*To be done*. Omit every picture and output the rest of the records exactly as they are.

*Material provided*.
-*-

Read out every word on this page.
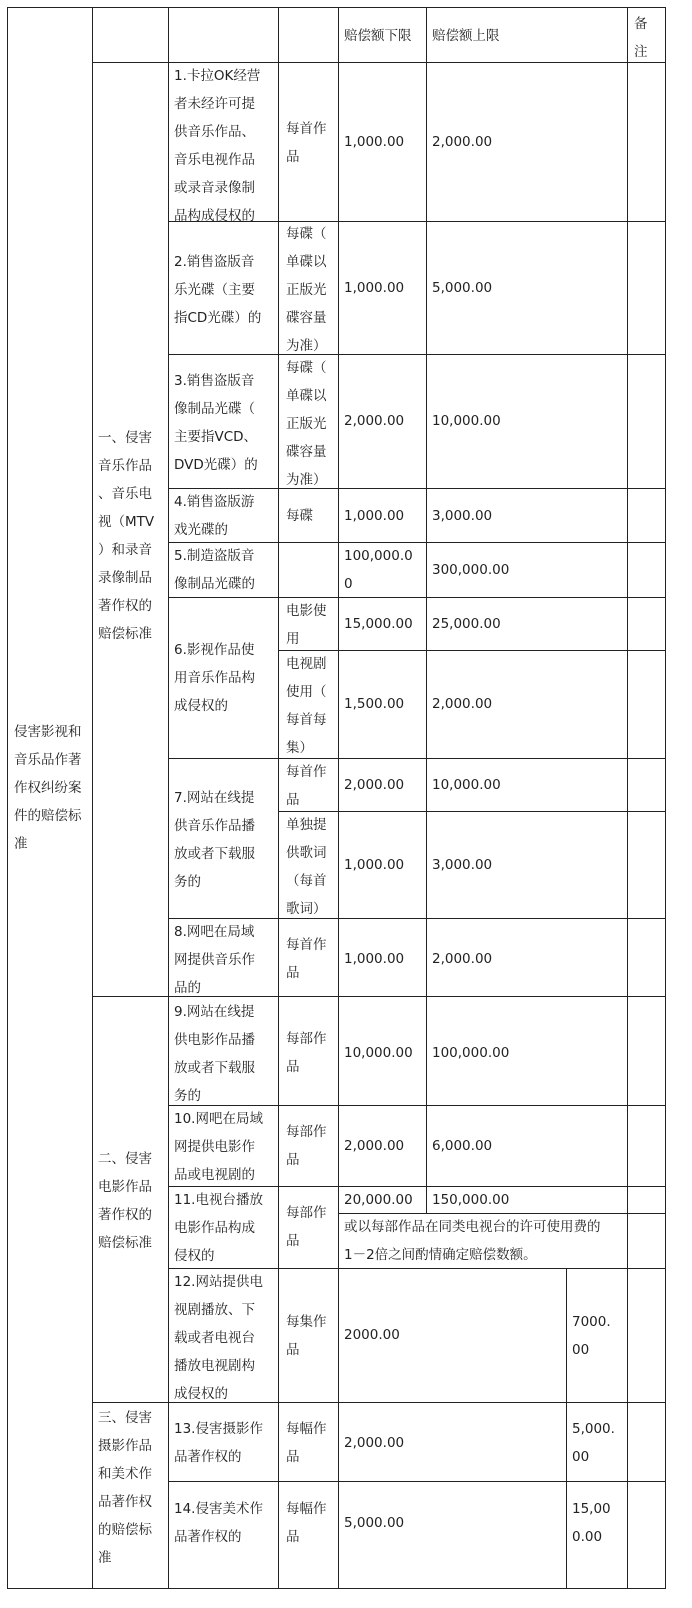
赔偿额下限 赔偿额上限
备
注
侵害影视和
音乐品作著
作权纠纷案
件的赔偿标
准
一、侵害
音乐作品
、音乐电
视（MTV
）和录音
录像制品
著作权的
赔偿标准
二、侵害
电影作品
著作权的
赔偿标准
三、侵害
摄影作品
和美术作
品著作权
的赔偿标
准
1.卡拉OK经营
者未经许可提
供音乐作品、
音乐电视作品
或录音录像制
品构成侵权的
每首作
品
1,000.00 2,000.00
2.销售盗版音
乐光碟（主要
指CD光碟）的
每碟（
单碟以
正版光
碟容量
为准）
1,000.00 5,000.00
3.销售盗版音
像制品光碟（
主要指VCD、
DVD光碟）的
每碟（
单碟以
正版光
碟容量
为准）
2,000.00 10,000.00
4.销售盗版游
戏光碟的
每碟 1,000.00 3,000.00
5.制造盗版音
像制品光碟的
100,000.0
0
300,000.00
6.影视作品使
用音乐作品构
成侵权的
电影使
用
15,000.00 25,000.00
电视剧
使用（
每首每
集）
1,500.00 2,000.00
7.网站在线提
供音乐作品播
放或者下载服
务的
每首作
品
2,000.00 10,000.00
单独提
供歌词
（每首
歌词）
1,000.00 3,000.00
8.网吧在局域
网提供音乐作
品的
每首作
品
1,000.00 2,000.00
9.网站在线提
供电影作品播
放或者下载服
务的
每部作
品
10,000.00 100,000.00
10.网吧在局域
网提供电影作
品或电视剧的
每部作
品
2,000.00 6,000.00
11.电视台播放
电影作品构成
侵权的
每部作
品
20,000.00 150,000.00
或以每部作品在同类电视台的许可使用费的
1－2倍之间酌情确定赔偿数额。
12.网站提供电
视剧播放、下
载或者电视台
播放电视剧构
成侵权的
每集作
品
2000.00
7000.
00
13.侵害摄影作
品著作权的
每幅作
品
2,000.00
5,000.
00
14.侵害美术作
品著作权的
每幅作
品
5,000.00
15,00
0.00
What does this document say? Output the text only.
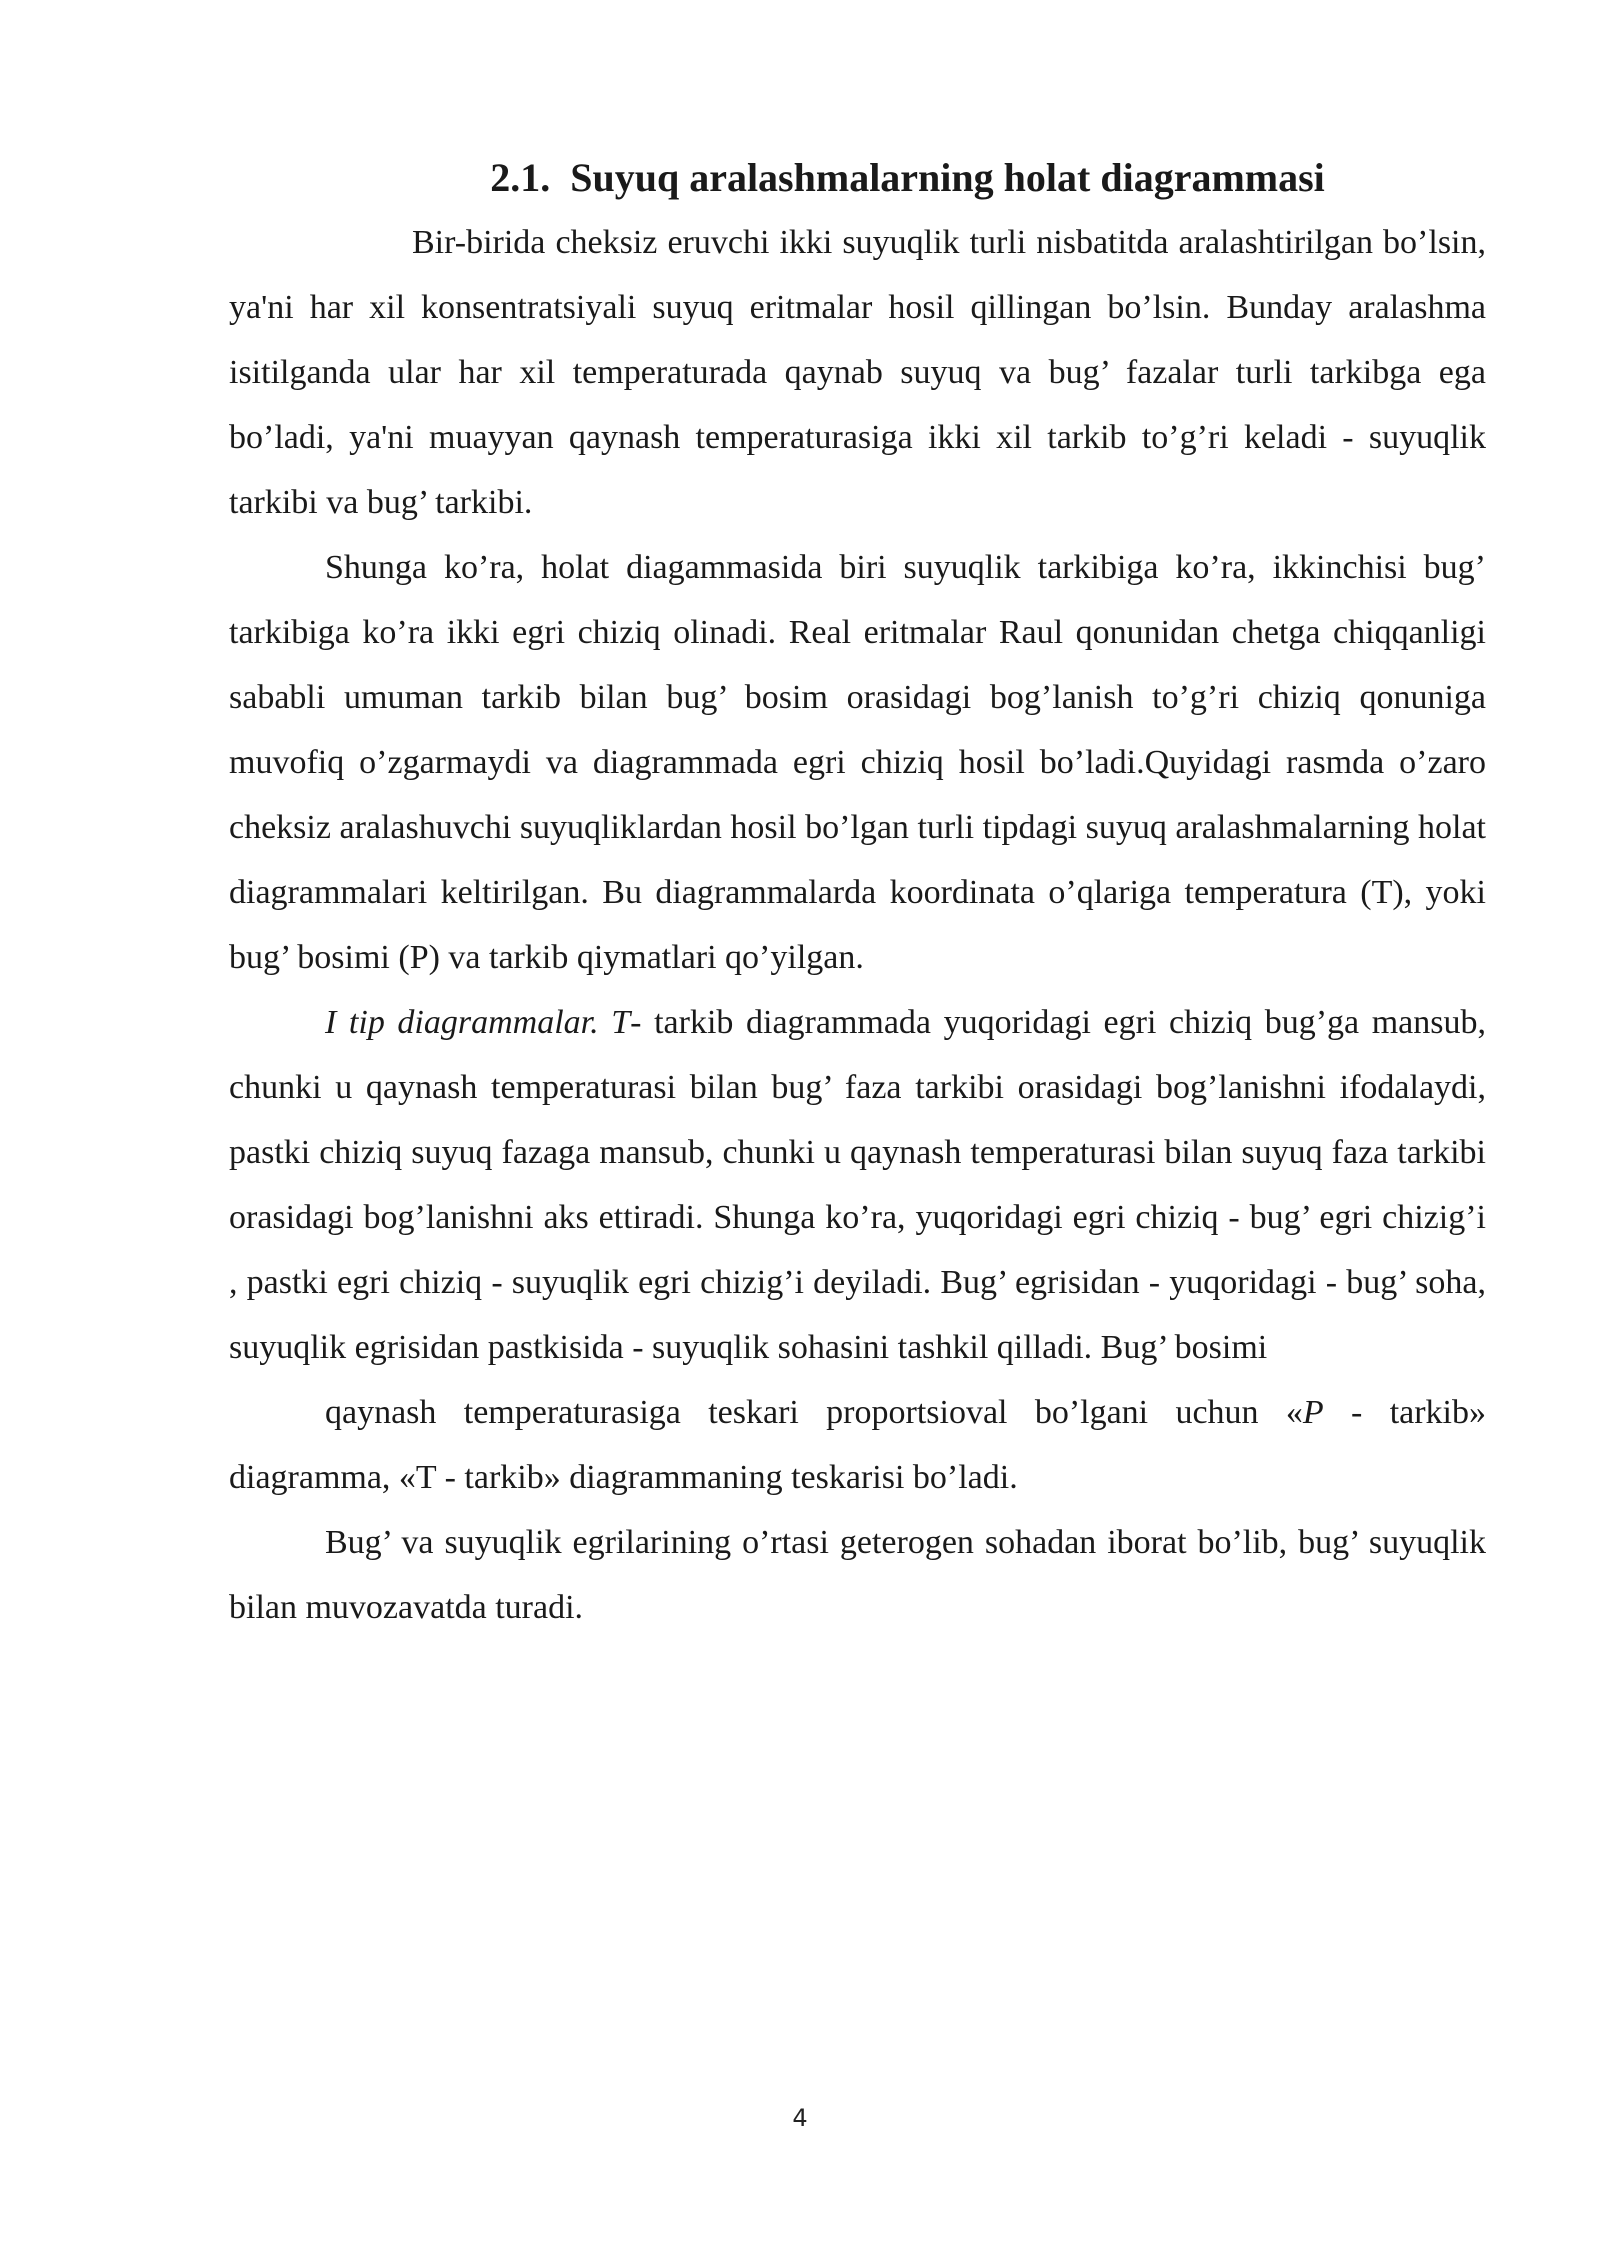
2.1.  Suyuq aralashmalarning holat diagrammasi

Bir-birida cheksiz eruvchi ikki suyuqlik turli nisbatitda aralashtirilgan bo’lsin, ya'ni har xil konsentratsiyali suyuq eritmalar hosil qillingan bo’lsin. Bunday aralashma isitilganda ular har xil temperaturada qaynab suyuq va bug’ fazalar turli tarkibga ega bo’ladi, ya'ni muayyan qaynash temperaturasiga ikki xil tarkib to’g’ri keladi - suyuqlik tarkibi va bug’ tarkibi.

Shunga ko’ra, holat diagammasida biri suyuqlik tarkibiga ko’ra, ikkinchisi bug’ tarkibiga ko’ra ikki egri chiziq olinadi. Real eritmalar Raul qonunidan chetga chiqqanligi sababli umuman tarkib bilan bug’ bosim orasidagi bog’lanish to’g’ri chiziq qonuniga muvofiq o’zgarmaydi va diagrammada egri chiziq hosil bo’ladi.Quyidagi rasmda o’zaro cheksiz aralashuvchi suyuqliklardan hosil bo’lgan turli tipdagi suyuq aralashmalarning holat diagrammalari keltirilgan. Bu diagrammalarda koordinata o’qlariga temperatura (T), yoki bug’ bosimi (P) va tarkib qiymatlari qo’yilgan.

I tip diagrammalar. T- tarkib diagrammada yuqoridagi egri chiziq bug’ga mansub, chunki u qaynash temperaturasi bilan bug’ faza tarkibi orasidagi bog’lanishni ifodalaydi, pastki chiziq suyuq fazaga mansub, chunki u qaynash temperaturasi bilan suyuq faza tarkibi orasidagi bog’lanishni aks ettiradi. Shunga ko’ra, yuqoridagi egri chiziq - bug’ egri chizig’i , pastki egri chiziq - suyuqlik egri chizig’i deyiladi. Bug’ egrisidan - yuqoridagi - bug’ soha, suyuqlik egrisidan pastkisida - suyuqlik sohasini tashkil qilladi. Bug’ bosimi

qaynash temperaturasiga teskari proportsioval bo’lgani uchun «P - tarkib» diagramma, «T - tarkib» diagrammaning teskarisi bo’ladi.

Bug’ va suyuqlik egrilarining o’rtasi geterogen sohadan iborat bo’lib, bug’ suyuqlik bilan muvozavatda turadi.

4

-*-

*Task solution*.
Read out every word on this page.
赔偿额下限 赔偿额上限
备
注
侵害影视和
音乐品作著
作权纠纷案
件的赔偿标
准
一、侵害
音乐作品
、音乐电
视（MTV
）和录音
录像制品
著作权的
赔偿标准
二、侵害
电影作品
著作权的
赔偿标准
三、侵害
摄影作品
和美术作
品著作权
的赔偿标
准
1.卡拉OK经营
者未经许可提
供音乐作品、
音乐电视作品
或录音录像制
品构成侵权的
每首作
品
1,000.00 2,000.00
2.销售盗版音
乐光碟（主要
指CD光碟）的
每碟（
单碟以
正版光
碟容量
为准）
1,000.00 5,000.00
3.销售盗版音
像制品光碟（
主要指VCD、
DVD光碟）的
每碟（
单碟以
正版光
碟容量
为准）
2,000.00 10,000.00
4.销售盗版游
戏光碟的
每碟 1,000.00 3,000.00
5.制造盗版音
像制品光碟的
100,000.0
0
300,000.00
6.影视作品使
用音乐作品构
成侵权的
电影使
用
15,000.00 25,000.00
电视剧
使用（
每首每
集）
1,500.00 2,000.00
7.网站在线提
供音乐作品播
放或者下载服
务的
每首作
品
2,000.00 10,000.00
单独提
供歌词
（每首
歌词）
1,000.00 3,000.00
8.网吧在局域
网提供音乐作
品的
每首作
品
1,000.00 2,000.00
9.网站在线提
供电影作品播
放或者下载服
务的
每部作
品
10,000.00 100,000.00
10.网吧在局域
网提供电影作
品或电视剧的
每部作
品
2,000.00 6,000.00
11.电视台播放
电影作品构成
侵权的
每部作
品
20,000.00 150,000.00
或以每部作品在同类电视台的许可使用费的
1－2倍之间酌情确定赔偿数额。
12.网站提供电
视剧播放、下
载或者电视台
播放电视剧构
成侵权的
每集作
品
2000.00
7000.
00
13.侵害摄影作
品著作权的
每幅作
品
2,000.00
5,000.
00
14.侵害美术作
品著作权的
每幅作
品
5,000.00
15,00
0.00
What does this document say? Output the text only.
2.1.  Suyuq aralashmalarning holat diagrammasi

Bir-birida cheksiz eruvchi ikki suyuqlik turli nisbatitda aralashtirilgan bo’lsin, ya'ni har xil konsentratsiyali suyuq eritmalar hosil qillingan bo’lsin. Bunday aralashma isitilganda ular har xil temperaturada qaynab suyuq va bug’ fazalar turli tarkibga ega bo’ladi, ya'ni muayyan qaynash temperaturasiga ikki xil tarkib to’g’ri keladi - suyuqlik tarkibi va bug’ tarkibi.

Shunga ko’ra, holat diagammasida biri suyuqlik tarkibiga ko’ra, ikkinchisi bug’ tarkibiga ko’ra ikki egri chiziq olinadi. Real eritmalar Raul qonunidan chetga chiqqanligi sababli umuman tarkib bilan bug’ bosim orasidagi bog’lanish to’g’ri chiziq qonuniga muvofiq o’zgarmaydi va diagrammada egri chiziq hosil bo’ladi.Quyidagi rasmda o’zaro cheksiz aralashuvchi suyuqliklardan hosil bo’lgan turli tipdagi suyuq aralashmalarning holat diagrammalari keltirilgan. Bu diagrammalarda koordinata o’qlariga temperatura (T), yoki bug’ bosimi (P) va tarkib qiymatlari qo’yilgan.

I tip diagrammalar. T- tarkib diagrammada yuqoridagi egri chiziq bug’ga mansub, chunki u qaynash temperaturasi bilan bug’ faza tarkibi orasidagi bog’lanishni ifodalaydi, pastki chiziq suyuq fazaga mansub, chunki u qaynash temperaturasi bilan suyuq faza tarkibi orasidagi bog’lanishni aks ettiradi. Shunga ko’ra, yuqoridagi egri chiziq - bug’ egri chizig’i , pastki egri chiziq - suyuqlik egri chizig’i deyiladi. Bug’ egrisidan - yuqoridagi - bug’ soha, suyuqlik egrisidan pastkisida - suyuqlik sohasini tashkil qilladi. Bug’ bosimi

qaynash temperaturasiga teskari proportsioval bo’lgani uchun «P - tarkib» diagramma, «T - tarkib» diagrammaning teskarisi bo’ladi.

Bug’ va suyuqlik egrilarining o’rtasi geterogen sohadan iborat bo’lib, bug’ suyuqlik bilan muvozavatda turadi.

4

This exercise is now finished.